> _TASK DIRECTIONS_: Return each entry exactly, with none missing.

> _ITEMS_:
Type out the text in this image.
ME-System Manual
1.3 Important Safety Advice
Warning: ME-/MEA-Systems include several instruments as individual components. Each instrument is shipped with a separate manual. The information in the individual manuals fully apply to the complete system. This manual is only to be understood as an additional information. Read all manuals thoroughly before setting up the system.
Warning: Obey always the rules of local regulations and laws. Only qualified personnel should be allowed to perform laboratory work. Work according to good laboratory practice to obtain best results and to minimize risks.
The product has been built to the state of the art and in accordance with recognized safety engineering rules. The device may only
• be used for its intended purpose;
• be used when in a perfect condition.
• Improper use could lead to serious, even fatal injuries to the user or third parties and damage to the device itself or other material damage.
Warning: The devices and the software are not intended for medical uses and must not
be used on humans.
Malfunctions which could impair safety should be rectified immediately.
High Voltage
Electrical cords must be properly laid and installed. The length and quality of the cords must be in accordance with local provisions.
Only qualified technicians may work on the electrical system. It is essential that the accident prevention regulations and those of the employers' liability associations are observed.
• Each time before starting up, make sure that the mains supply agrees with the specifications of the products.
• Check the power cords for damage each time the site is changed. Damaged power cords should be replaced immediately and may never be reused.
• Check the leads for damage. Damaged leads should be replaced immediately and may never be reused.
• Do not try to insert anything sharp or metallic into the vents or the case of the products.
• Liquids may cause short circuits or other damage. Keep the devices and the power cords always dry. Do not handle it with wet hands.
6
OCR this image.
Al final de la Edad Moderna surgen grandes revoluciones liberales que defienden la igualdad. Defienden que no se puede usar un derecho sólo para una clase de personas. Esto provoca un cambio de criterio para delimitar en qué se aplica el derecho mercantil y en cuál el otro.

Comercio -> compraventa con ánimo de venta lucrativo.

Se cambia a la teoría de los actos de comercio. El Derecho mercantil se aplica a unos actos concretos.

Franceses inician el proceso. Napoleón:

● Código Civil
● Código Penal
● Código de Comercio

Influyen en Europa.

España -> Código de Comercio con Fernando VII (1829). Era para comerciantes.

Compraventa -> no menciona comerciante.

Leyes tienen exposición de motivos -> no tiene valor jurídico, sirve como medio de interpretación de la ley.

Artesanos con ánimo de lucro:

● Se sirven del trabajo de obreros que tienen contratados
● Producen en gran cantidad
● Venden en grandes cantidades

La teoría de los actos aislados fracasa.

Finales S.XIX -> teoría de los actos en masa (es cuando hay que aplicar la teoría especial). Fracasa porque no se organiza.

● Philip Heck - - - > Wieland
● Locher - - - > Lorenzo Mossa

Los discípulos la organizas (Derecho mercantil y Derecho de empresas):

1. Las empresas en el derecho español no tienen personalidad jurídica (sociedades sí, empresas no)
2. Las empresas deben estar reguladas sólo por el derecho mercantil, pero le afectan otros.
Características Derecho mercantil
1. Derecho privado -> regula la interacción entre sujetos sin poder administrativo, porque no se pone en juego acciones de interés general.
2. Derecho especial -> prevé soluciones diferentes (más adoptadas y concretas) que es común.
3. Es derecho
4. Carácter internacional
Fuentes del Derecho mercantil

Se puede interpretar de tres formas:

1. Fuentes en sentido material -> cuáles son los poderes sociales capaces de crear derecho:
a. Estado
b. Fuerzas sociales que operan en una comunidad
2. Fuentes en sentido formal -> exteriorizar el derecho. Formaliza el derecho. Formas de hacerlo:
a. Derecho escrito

> _FINAL RESULT_:
Type out the text in this image.
ME-System Manual
1.3 Important Safety Advice
Warning: ME-/MEA-Systems include several instruments as individual components. Each instrument is shipped with a separate manual. The information in the individual manuals fully apply to the complete system. This manual is only to be understood as an additional information. Read all manuals thoroughly before setting up the system.
Warning: Obey always the rules of local regulations and laws. Only qualified personnel should be allowed to perform laboratory work. Work according to good laboratory practice to obtain best results and to minimize risks.
The product has been built to the state of the art and in accordance with recognized safety engineering rules. The device may only
• be used for its intended purpose;
• be used when in a perfect condition.
• Improper use could lead to serious, even fatal injuries to the user or third parties and damage to the device itself or other material damage.
Warning: The devices and the software are not intended for medical uses and must not
be used on humans.
Malfunctions which could impair safety should be rectified immediately.
High Voltage
Electrical cords must be properly laid and installed. The length and quality of the cords must be in accordance with local provisions.
Only qualified technicians may work on the electrical system. It is essential that the accident prevention regulations and those of the employers' liability associations are observed.
• Each time before starting up, make sure that the mains supply agrees with the specifications of the products.
• Check the power cords for damage each time the site is changed. Damaged power cords should be replaced immediately and may never be reused.
• Check the leads for damage. Damaged leads should be replaced immediately and may never be reused.
• Do not try to insert anything sharp or metallic into the vents or the case of the products.
• Liquids may cause short circuits or other damage. Keep the devices and the power cords always dry. Do not handle it with wet hands.
6
OCR this image.
Al final de la Edad Moderna surgen grandes revoluciones liberales que defienden la igualdad. Defienden que no se puede usar un derecho sólo para una clase de personas. Esto provoca un cambio de criterio para delimitar en qué se aplica el derecho mercantil y en cuál el otro.

Comercio -> compraventa con ánimo de venta lucrativo.

Se cambia a la teoría de los actos de comercio. El Derecho mercantil se aplica a unos actos concretos.

Franceses inician el proceso. Napoleón:

● Código Civil
● Código Penal
● Código de Comercio

Influyen en Europa.

España -> Código de Comercio con Fernando VII (1829). Era para comerciantes.

Compraventa -> no menciona comerciante.

Leyes tienen exposición de motivos -> no tiene valor jurídico, sirve como medio de interpretación de la ley.

Artesanos con ánimo de lucro:

● Se sirven del trabajo de obreros que tienen contratados
● Producen en gran cantidad
● Venden en grandes cantidades

La teoría de los actos aislados fracasa.

Finales S.XIX -> teoría de los actos en masa (es cuando hay que aplicar la teoría especial). Fracasa porque no se organiza.

● Philip Heck - - - > Wieland
● Locher - - - > Lorenzo Mossa

Los discípulos la organizas (Derecho mercantil y Derecho de empresas):

1. Las empresas en el derecho español no tienen personalidad jurídica (sociedades sí, empresas no)
2. Las empresas deben estar reguladas sólo por el derecho mercantil, pero le afectan otros.
Características Derecho mercantil
1. Derecho privado -> regula la interacción entre sujetos sin poder administrativo, porque no se pone en juego acciones de interés general.
2. Derecho especial -> prevé soluciones diferentes (más adoptadas y concretas) que es común.
3. Es derecho
4. Carácter internacional
Fuentes del Derecho mercantil

Se puede interpretar de tres formas:

1. Fuentes en sentido material -> cuáles son los poderes sociales capaces de crear derecho:
a. Estado
b. Fuerzas sociales que operan en una comunidad
2. Fuentes en sentido formal -> exteriorizar el derecho. Formaliza el derecho. Formas de hacerlo:
a. Derecho escrito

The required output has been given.